Instruction
Reproduce the entries exactly.

--- START OF Provided material ---

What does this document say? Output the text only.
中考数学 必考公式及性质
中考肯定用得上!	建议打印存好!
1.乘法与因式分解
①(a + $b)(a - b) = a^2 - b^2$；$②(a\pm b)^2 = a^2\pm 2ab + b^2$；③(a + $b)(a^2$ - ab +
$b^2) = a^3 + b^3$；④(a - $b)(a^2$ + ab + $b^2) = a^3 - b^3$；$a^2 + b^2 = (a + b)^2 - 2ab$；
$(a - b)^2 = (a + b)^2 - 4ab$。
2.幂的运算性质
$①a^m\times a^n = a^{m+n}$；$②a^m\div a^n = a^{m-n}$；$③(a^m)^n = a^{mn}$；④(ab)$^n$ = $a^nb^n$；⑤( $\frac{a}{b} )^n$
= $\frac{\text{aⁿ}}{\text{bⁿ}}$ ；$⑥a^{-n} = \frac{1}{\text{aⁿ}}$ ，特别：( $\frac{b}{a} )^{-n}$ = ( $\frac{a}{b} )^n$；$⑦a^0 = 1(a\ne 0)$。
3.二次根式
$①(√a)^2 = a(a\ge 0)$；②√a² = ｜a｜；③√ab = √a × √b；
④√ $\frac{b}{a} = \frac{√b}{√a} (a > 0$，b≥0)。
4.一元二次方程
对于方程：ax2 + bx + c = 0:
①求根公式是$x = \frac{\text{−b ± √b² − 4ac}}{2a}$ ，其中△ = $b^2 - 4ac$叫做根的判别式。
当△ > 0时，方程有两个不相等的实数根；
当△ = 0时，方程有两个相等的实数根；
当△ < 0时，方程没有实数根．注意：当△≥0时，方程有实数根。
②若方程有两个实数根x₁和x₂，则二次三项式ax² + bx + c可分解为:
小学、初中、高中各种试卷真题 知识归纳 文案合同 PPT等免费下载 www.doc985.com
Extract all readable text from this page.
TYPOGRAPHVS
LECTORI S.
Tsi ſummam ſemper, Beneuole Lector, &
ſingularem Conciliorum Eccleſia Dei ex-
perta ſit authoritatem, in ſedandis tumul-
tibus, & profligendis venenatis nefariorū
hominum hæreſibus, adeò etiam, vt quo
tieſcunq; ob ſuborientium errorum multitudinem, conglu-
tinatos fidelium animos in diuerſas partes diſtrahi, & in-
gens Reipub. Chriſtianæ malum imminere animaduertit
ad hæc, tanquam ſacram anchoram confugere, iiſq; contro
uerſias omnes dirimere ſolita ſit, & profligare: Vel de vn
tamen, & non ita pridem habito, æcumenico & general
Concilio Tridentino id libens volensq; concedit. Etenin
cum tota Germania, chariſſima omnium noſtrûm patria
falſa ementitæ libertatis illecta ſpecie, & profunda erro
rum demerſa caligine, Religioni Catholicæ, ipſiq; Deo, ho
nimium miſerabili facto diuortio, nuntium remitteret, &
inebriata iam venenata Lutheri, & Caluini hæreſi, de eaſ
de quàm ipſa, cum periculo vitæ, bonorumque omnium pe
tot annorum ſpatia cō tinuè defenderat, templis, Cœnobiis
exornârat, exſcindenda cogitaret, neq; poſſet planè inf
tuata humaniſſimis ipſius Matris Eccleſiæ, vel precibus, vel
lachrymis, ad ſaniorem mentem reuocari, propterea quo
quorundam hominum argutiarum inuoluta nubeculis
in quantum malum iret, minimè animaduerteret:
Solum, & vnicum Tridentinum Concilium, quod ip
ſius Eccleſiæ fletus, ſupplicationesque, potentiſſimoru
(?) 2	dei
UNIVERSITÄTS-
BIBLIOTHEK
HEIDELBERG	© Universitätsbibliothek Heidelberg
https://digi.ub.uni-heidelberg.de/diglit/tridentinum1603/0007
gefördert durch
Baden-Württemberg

--- END OF Provided material ---

Output for this task
What does this document say? Output the text only.
中考数学 必考公式及性质
中考肯定用得上!	建议打印存好!
1.乘法与因式分解
①(a + $b)(a - b) = a^2 - b^2$；$②(a\pm b)^2 = a^2\pm 2ab + b^2$；③(a + $b)(a^2$ - ab +
$b^2) = a^3 + b^3$；④(a - $b)(a^2$ + ab + $b^2) = a^3 - b^3$；$a^2 + b^2 = (a + b)^2 - 2ab$；
$(a - b)^2 = (a + b)^2 - 4ab$。
2.幂的运算性质
$①a^m\times a^n = a^{m+n}$；$②a^m\div a^n = a^{m-n}$；$③(a^m)^n = a^{mn}$；④(ab)$^n$ = $a^nb^n$；⑤( $\frac{a}{b} )^n$
= $\frac{\text{aⁿ}}{\text{bⁿ}}$ ；$⑥a^{-n} = \frac{1}{\text{aⁿ}}$ ，特别：( $\frac{b}{a} )^{-n}$ = ( $\frac{a}{b} )^n$；$⑦a^0 = 1(a\ne 0)$。
3.二次根式
$①(√a)^2 = a(a\ge 0)$；②√a² = ｜a｜；③√ab = √a × √b；
④√ $\frac{b}{a} = \frac{√b}{√a} (a > 0$，b≥0)。
4.一元二次方程
对于方程：ax2 + bx + c = 0:
①求根公式是$x = \frac{\text{−b ± √b² − 4ac}}{2a}$ ，其中△ = $b^2 - 4ac$叫做根的判别式。
当△ > 0时，方程有两个不相等的实数根；
当△ = 0时，方程有两个相等的实数根；
当△ < 0时，方程没有实数根．注意：当△≥0时，方程有实数根。
②若方程有两个实数根x₁和x₂，则二次三项式ax² + bx + c可分解为:
小学、初中、高中各种试卷真题 知识归纳 文案合同 PPT等免费下载 www.doc985.com
Extract all readable text from this page.
TYPOGRAPHVS
LECTORI S.
Tsi ſummam ſemper, Beneuole Lector, &
ſingularem Conciliorum Eccleſia Dei ex-
perta ſit authoritatem, in ſedandis tumul-
tibus, & profligendis venenatis nefariorū
hominum hæreſibus, adeò etiam, vt quo
tieſcunq; ob ſuborientium errorum multitudinem, conglu-
tinatos fidelium animos in diuerſas partes diſtrahi, & in-
gens Reipub. Chriſtianæ malum imminere animaduertit
ad hæc, tanquam ſacram anchoram confugere, iiſq; contro
uerſias omnes dirimere ſolita ſit, & profligare: Vel de vn
tamen, & non ita pridem habito, æcumenico & general
Concilio Tridentino id libens volensq; concedit. Etenin
cum tota Germania, chariſſima omnium noſtrûm patria
falſa ementitæ libertatis illecta ſpecie, & profunda erro
rum demerſa caligine, Religioni Catholicæ, ipſiq; Deo, ho
nimium miſerabili facto diuortio, nuntium remitteret, &
inebriata iam venenata Lutheri, & Caluini hæreſi, de eaſ
de quàm ipſa, cum periculo vitæ, bonorumque omnium pe
tot annorum ſpatia cō tinuè defenderat, templis, Cœnobiis
exornârat, exſcindenda cogitaret, neq; poſſet planè inf
tuata humaniſſimis ipſius Matris Eccleſiæ, vel precibus, vel
lachrymis, ad ſaniorem mentem reuocari, propterea quo
quorundam hominum argutiarum inuoluta nubeculis
in quantum malum iret, minimè animaduerteret:
Solum, & vnicum Tridentinum Concilium, quod ip
ſius Eccleſiæ fletus, ſupplicationesque, potentiſſimoru
(?) 2	dei
UNIVERSITÄTS-
BIBLIOTHEK
HEIDELBERG	© Universitätsbibliothek Heidelberg
https://digi.ub.uni-heidelberg.de/diglit/tridentinum1603/0007
gefördert durch
Baden-Württemberg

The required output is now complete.